- PROBLEM -
Copy the data below exactly as it appears, from its first line through the line containing "cell-r10c4[interactable]: 24 [251, 752, 335, 836]", and stop there.

- AVAILABLE DATA -

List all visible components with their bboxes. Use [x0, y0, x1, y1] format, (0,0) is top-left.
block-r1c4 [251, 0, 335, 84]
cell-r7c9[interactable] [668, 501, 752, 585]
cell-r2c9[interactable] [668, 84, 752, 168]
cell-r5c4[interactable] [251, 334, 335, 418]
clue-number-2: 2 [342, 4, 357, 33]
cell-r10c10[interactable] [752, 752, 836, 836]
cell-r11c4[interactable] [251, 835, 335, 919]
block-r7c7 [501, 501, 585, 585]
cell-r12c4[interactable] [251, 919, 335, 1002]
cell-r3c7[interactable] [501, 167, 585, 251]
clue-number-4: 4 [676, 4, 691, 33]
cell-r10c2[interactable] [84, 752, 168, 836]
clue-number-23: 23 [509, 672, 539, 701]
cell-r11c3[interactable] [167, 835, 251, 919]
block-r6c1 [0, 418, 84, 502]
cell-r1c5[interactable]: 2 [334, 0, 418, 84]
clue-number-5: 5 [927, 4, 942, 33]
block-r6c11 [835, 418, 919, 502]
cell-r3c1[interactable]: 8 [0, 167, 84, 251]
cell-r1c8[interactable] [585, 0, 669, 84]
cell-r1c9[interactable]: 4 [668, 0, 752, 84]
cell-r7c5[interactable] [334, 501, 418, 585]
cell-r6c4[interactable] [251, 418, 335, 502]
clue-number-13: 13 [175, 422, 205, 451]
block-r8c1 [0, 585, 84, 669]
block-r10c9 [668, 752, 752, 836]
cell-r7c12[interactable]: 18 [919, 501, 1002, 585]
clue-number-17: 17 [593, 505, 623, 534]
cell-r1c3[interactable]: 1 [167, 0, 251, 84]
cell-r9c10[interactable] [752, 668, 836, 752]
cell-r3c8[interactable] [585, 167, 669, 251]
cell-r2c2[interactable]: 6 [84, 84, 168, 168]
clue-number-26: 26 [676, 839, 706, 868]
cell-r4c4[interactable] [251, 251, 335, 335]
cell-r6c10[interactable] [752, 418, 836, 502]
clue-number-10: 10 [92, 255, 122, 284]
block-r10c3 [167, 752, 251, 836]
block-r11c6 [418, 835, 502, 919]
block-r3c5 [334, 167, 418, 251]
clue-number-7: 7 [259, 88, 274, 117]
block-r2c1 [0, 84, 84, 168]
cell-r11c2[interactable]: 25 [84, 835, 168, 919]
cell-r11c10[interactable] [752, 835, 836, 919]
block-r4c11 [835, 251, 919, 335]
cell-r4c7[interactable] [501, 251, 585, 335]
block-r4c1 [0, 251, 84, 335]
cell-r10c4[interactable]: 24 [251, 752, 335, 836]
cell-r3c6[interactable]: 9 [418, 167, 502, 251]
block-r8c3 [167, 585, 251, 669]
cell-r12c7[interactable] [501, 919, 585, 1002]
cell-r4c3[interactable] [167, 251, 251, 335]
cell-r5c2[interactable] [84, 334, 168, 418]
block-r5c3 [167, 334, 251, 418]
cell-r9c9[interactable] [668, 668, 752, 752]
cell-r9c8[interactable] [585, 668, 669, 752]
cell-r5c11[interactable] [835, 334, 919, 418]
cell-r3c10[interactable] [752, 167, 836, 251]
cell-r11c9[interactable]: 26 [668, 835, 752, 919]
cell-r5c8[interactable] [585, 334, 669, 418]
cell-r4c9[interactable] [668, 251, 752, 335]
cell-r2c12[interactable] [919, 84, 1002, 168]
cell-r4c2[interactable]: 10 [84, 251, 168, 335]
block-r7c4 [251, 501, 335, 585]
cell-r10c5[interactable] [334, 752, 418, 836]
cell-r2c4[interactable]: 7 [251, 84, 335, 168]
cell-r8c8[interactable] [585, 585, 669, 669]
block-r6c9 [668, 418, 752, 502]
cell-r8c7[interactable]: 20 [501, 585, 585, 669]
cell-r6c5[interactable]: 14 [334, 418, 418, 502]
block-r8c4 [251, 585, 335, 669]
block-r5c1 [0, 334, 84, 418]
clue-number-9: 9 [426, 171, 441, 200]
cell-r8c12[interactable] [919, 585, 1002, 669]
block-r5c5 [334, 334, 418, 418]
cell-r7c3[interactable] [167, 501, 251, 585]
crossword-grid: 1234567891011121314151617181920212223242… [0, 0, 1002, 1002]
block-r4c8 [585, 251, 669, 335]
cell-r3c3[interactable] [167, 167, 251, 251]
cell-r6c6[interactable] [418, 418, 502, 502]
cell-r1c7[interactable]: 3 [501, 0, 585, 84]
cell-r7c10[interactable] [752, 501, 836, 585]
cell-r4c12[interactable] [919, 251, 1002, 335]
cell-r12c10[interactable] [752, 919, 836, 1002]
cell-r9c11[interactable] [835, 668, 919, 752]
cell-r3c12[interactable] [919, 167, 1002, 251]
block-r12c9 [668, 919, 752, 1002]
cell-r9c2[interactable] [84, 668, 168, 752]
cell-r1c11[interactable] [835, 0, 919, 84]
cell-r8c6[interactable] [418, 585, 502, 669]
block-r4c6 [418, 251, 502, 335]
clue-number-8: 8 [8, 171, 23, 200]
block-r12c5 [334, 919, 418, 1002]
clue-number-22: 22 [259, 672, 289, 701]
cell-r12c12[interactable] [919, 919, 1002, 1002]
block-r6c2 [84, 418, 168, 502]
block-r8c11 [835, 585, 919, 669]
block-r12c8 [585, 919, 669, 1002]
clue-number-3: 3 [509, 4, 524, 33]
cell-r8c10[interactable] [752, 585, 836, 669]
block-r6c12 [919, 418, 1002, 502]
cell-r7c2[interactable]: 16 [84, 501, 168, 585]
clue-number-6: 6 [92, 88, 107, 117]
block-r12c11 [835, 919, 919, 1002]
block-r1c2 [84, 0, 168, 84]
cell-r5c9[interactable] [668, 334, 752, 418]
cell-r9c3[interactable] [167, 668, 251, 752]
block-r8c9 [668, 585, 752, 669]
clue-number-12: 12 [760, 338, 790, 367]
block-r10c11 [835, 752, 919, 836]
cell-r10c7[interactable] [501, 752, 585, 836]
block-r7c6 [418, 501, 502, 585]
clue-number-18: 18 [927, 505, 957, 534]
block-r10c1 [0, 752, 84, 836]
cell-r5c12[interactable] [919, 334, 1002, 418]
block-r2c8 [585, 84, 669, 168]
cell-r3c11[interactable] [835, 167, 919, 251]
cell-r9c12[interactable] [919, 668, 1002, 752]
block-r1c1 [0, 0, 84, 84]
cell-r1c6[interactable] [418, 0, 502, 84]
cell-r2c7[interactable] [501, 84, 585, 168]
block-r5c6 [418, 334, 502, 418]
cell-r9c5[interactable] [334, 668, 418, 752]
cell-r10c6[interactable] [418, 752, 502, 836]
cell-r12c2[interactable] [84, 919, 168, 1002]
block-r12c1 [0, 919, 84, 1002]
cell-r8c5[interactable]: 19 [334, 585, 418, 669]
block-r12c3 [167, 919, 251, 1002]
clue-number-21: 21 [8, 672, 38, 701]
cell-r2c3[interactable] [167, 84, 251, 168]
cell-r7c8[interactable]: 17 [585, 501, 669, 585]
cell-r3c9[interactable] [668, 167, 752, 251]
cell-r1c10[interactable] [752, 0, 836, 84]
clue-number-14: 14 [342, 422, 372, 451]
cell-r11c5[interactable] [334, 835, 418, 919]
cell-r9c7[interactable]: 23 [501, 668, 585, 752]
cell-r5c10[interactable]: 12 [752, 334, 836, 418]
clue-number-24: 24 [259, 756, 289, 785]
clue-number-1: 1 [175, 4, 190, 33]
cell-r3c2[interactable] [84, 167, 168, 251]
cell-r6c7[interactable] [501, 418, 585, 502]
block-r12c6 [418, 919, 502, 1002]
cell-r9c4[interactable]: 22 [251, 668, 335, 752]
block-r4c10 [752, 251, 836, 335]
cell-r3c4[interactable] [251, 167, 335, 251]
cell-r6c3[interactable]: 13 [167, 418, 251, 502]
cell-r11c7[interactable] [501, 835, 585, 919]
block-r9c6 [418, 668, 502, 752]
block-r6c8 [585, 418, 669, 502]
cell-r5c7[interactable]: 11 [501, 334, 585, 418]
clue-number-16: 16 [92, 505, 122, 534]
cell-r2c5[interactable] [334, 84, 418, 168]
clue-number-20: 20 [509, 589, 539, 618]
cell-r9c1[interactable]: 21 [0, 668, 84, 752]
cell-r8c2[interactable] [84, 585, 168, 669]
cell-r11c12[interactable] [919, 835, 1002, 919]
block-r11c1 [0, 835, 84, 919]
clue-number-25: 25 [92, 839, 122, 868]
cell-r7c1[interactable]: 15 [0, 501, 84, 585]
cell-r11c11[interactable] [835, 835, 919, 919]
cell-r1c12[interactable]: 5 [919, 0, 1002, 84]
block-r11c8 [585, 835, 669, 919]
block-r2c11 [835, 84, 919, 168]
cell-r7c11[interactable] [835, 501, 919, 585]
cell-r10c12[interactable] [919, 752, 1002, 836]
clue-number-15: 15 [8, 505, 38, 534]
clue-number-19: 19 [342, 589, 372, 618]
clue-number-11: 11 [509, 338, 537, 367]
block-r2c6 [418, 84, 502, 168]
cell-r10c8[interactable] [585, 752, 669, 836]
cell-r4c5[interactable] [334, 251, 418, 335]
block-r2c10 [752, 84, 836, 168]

- CORRECT RESPONSE -
List all visible components with their bboxes. Use [x0, y0, x1, y1] format, (0,0) is top-left.
block-r1c4 [251, 0, 335, 84]
cell-r7c9[interactable] [668, 501, 752, 585]
cell-r2c9[interactable] [668, 84, 752, 168]
cell-r5c4[interactable] [251, 334, 335, 418]
clue-number-2: 2 [342, 4, 357, 33]
cell-r10c10[interactable] [752, 752, 836, 836]
cell-r11c4[interactable] [251, 835, 335, 919]
block-r7c7 [501, 501, 585, 585]
cell-r12c4[interactable] [251, 919, 335, 1002]
cell-r3c7[interactable] [501, 167, 585, 251]
clue-number-4: 4 [676, 4, 691, 33]
cell-r10c2[interactable] [84, 752, 168, 836]
clue-number-23: 23 [509, 672, 539, 701]
cell-r11c3[interactable] [167, 835, 251, 919]
block-r6c1 [0, 418, 84, 502]
cell-r1c5[interactable]: 2 [334, 0, 418, 84]
clue-number-5: 5 [927, 4, 942, 33]
block-r6c11 [835, 418, 919, 502]
cell-r3c1[interactable]: 8 [0, 167, 84, 251]
cell-r1c8[interactable] [585, 0, 669, 84]
cell-r1c9[interactable]: 4 [668, 0, 752, 84]
cell-r7c5[interactable] [334, 501, 418, 585]
cell-r6c4[interactable] [251, 418, 335, 502]
clue-number-13: 13 [175, 422, 205, 451]
block-r8c1 [0, 585, 84, 669]
block-r10c9 [668, 752, 752, 836]
cell-r7c12[interactable]: 18 [919, 501, 1002, 585]
clue-number-17: 17 [593, 505, 623, 534]
cell-r1c3[interactable]: 1 [167, 0, 251, 84]
cell-r9c10[interactable] [752, 668, 836, 752]
cell-r3c8[interactable] [585, 167, 669, 251]
cell-r2c2[interactable]: 6 [84, 84, 168, 168]
clue-number-26: 26 [676, 839, 706, 868]
cell-r4c4[interactable] [251, 251, 335, 335]
cell-r6c10[interactable] [752, 418, 836, 502]
clue-number-10: 10 [92, 255, 122, 284]
block-r10c3 [167, 752, 251, 836]
block-r11c6 [418, 835, 502, 919]
block-r3c5 [334, 167, 418, 251]
clue-number-7: 7 [259, 88, 274, 117]
block-r2c1 [0, 84, 84, 168]
cell-r11c2[interactable]: 25 [84, 835, 168, 919]
cell-r11c10[interactable] [752, 835, 836, 919]
block-r4c11 [835, 251, 919, 335]
cell-r4c7[interactable] [501, 251, 585, 335]
block-r4c1 [0, 251, 84, 335]
cell-r10c4[interactable]: 24 [251, 752, 335, 836]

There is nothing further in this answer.